◆ **Goal of the exercise**
Your task is to copy the material exactly.

◆ **Collected data entries**
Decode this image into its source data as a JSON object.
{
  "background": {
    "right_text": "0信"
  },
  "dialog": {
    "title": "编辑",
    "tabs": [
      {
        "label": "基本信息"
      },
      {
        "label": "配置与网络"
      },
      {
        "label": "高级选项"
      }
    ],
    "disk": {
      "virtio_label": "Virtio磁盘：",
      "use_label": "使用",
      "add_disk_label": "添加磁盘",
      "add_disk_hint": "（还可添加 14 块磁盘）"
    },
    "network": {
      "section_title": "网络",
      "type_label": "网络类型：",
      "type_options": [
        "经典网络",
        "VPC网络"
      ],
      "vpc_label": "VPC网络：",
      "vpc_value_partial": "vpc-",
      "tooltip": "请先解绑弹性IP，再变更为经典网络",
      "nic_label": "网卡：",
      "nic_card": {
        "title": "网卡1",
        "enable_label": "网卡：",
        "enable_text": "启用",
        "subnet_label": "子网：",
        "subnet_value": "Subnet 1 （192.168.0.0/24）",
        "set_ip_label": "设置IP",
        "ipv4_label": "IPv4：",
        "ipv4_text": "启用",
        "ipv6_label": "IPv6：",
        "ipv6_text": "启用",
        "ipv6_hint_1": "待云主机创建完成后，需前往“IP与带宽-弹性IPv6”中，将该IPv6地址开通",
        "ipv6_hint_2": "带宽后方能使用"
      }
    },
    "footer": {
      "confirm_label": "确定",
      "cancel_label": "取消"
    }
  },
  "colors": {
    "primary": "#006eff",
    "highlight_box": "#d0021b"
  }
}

◆ **The completed task**
Decode this image into its source data as a JSON object.
{
  "background": {
    "right_text": "0信"
  },
  "dialog": {
    "title": "编辑",
    "tabs": [
      {
        "label": "基本信息"
      },
      {
        "label": "配置与网络"
      },
      {
        "label": "高级选项"
      }
    ],
    "disk": {
      "virtio_label": "Virtio磁盘：",
      "use_label": "使用",
      "add_disk_label": "添加磁盘",
      "add_disk_hint": "（还可添加 14 块磁盘）"
    },
    "network": {
      "section_title": "网络",
      "type_label": "网络类型：",
      "type_options": [
        "经典网络",
        "VPC网络"
      ],
      "vpc_label": "VPC网络：",
      "vpc_value_partial": "vpc-",
      "tooltip": "请先解绑弹性IP，再变更为经典网络",
      "nic_label": "网卡：",
      "nic_card": {
        "title": "网卡1",
        "enable_label": "网卡：",
        "enable_text": "启用",
        "subnet_label": "子网：",
        "subnet_value": "Subnet 1 （192.168.0.0/24）",
        "set_ip_label": "设置IP",
        "ipv4_label": "IPv4：",
        "ipv4_text": "启用",
        "ipv6_label": "IPv6：",
        "ipv6_text": "启用",
        "ipv6_hint_1": "待云主机创建完成后，需前往“IP与带宽-弹性IPv6”中，将该IPv6地址开通",
        "ipv6_hint_2": "带宽后方能使用"
      }
    },
    "footer": {
      "confirm_label": "确定",
      "cancel_label": "取消"
    }
  },
  "colors": {
    "primary": "#006eff",
    "highlight_box": "#d0021b"
  }
}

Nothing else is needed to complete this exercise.